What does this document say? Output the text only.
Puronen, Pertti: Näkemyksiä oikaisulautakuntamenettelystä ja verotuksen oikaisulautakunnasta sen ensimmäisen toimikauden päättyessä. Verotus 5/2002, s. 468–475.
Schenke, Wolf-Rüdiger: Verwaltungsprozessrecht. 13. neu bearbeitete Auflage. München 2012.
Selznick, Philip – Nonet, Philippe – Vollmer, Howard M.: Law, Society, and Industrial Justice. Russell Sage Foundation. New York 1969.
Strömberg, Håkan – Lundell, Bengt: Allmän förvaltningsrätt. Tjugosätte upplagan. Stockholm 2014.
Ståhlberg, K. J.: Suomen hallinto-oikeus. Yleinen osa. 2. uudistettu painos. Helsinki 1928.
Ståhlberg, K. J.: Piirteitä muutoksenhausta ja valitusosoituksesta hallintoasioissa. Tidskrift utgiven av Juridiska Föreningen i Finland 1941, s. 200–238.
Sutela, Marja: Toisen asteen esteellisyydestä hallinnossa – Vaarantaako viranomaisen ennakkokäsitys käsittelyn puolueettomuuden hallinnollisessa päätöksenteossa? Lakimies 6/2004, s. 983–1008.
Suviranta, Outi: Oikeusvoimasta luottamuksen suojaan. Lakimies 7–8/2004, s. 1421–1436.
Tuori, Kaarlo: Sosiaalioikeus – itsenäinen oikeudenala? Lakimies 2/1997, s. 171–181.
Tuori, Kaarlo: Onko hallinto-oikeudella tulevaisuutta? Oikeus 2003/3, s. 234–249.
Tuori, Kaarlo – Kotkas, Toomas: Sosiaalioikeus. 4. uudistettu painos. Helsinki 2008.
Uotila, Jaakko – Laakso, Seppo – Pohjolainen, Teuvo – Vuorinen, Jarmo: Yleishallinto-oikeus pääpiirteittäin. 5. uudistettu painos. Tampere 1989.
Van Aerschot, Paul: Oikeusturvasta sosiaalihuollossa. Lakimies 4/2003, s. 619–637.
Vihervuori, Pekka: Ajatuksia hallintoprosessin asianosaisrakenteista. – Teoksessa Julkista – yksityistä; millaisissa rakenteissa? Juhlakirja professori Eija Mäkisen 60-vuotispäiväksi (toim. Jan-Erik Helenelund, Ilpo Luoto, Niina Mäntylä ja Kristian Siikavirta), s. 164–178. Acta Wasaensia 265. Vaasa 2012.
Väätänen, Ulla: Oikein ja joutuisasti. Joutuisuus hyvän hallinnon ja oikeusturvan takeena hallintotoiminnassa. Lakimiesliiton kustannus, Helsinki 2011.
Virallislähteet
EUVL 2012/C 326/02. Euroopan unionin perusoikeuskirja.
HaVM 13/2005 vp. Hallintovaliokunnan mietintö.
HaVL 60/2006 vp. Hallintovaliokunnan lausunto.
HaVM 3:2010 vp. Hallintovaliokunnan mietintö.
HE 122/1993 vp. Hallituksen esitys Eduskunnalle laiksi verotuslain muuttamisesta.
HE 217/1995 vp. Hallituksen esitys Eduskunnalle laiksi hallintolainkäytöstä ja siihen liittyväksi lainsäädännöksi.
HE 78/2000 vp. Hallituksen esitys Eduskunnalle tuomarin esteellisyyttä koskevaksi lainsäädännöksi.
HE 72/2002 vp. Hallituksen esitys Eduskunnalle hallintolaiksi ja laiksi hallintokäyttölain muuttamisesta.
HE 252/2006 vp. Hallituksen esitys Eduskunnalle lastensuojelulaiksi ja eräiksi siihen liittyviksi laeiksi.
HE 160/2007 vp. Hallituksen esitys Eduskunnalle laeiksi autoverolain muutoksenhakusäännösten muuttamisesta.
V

## Task statement
Copy each line above exactly as it stands.

## Answer area
What does this document say? Output the text only.
Puronen, Pertti: Näkemyksiä oikaisulautakuntamenettelystä ja verotuksen oikaisulautakunnasta sen ensimmäisen toimikauden päättyessä. Verotus 5/2002, s. 468–475.
Schenke, Wolf-Rüdiger: Verwaltungsprozessrecht. 13. neu bearbeitete Auflage. München 2012.
Selznick, Philip – Nonet, Philippe – Vollmer, Howard M.: Law, Society, and Industrial Justice. Russell Sage Foundation. New York 1969.
Strömberg, Håkan – Lundell, Bengt: Allmän förvaltningsrätt. Tjugosätte upplagan. Stockholm 2014.
Ståhlberg, K. J.: Suomen hallinto-oikeus. Yleinen osa. 2. uudistettu painos. Helsinki 1928.
Ståhlberg, K. J.: Piirteitä muutoksenhausta ja valitusosoituksesta hallintoasioissa. Tidskrift utgiven av Juridiska Föreningen i Finland 1941, s. 200–238.
Sutela, Marja: Toisen asteen esteellisyydestä hallinnossa – Vaarantaako viranomaisen ennakkokäsitys käsittelyn puolueettomuuden hallinnollisessa päätöksenteossa? Lakimies 6/2004, s. 983–1008.
Suviranta, Outi: Oikeusvoimasta luottamuksen suojaan. Lakimies 7–8/2004, s. 1421–1436.
Tuori, Kaarlo: Sosiaalioikeus – itsenäinen oikeudenala? Lakimies 2/1997, s. 171–181.
Tuori, Kaarlo: Onko hallinto-oikeudella tulevaisuutta? Oikeus 2003/3, s. 234–249.
Tuori, Kaarlo – Kotkas, Toomas: Sosiaalioikeus. 4. uudistettu painos. Helsinki 2008.
Uotila, Jaakko – Laakso, Seppo – Pohjolainen, Teuvo – Vuorinen, Jarmo: Yleishallinto-oikeus pääpiirteittäin. 5. uudistettu painos. Tampere 1989.
Van Aerschot, Paul: Oikeusturvasta sosiaalihuollossa. Lakimies 4/2003, s. 619–637.
Vihervuori, Pekka: Ajatuksia hallintoprosessin asianosaisrakenteista. – Teoksessa Julkista – yksityistä; millaisissa rakenteissa? Juhlakirja professori Eija Mäkisen 60-vuotispäiväksi (toim. Jan-Erik Helenelund, Ilpo Luoto, Niina Mäntylä ja Kristian Siikavirta), s. 164–178. Acta Wasaensia 265. Vaasa 2012.
Väätänen, Ulla: Oikein ja joutuisasti. Joutuisuus hyvän hallinnon ja oikeusturvan takeena hallintotoiminnassa. Lakimiesliiton kustannus, Helsinki 2011.
Virallislähteet
EUVL 2012/C 326/02. Euroopan unionin perusoikeuskirja.
HaVM 13/2005 vp. Hallintovaliokunnan mietintö.
HaVL 60/2006 vp. Hallintovaliokunnan lausunto.
HaVM 3:2010 vp. Hallintovaliokunnan mietintö.
HE 122/1993 vp. Hallituksen esitys Eduskunnalle laiksi verotuslain muuttamisesta.
HE 217/1995 vp. Hallituksen esitys Eduskunnalle laiksi hallintolainkäytöstä ja siihen liittyväksi lainsäädännöksi.
HE 78/2000 vp. Hallituksen esitys Eduskunnalle tuomarin esteellisyyttä koskevaksi lainsäädännöksi.
HE 72/2002 vp. Hallituksen esitys Eduskunnalle hallintolaiksi ja laiksi hallintokäyttölain muuttamisesta.
HE 252/2006 vp. Hallituksen esitys Eduskunnalle lastensuojelulaiksi ja eräiksi siihen liittyviksi laeiksi.
HE 160/2007 vp. Hallituksen esitys Eduskunnalle laeiksi autoverolain muutoksenhakusäännösten muuttamisesta.
V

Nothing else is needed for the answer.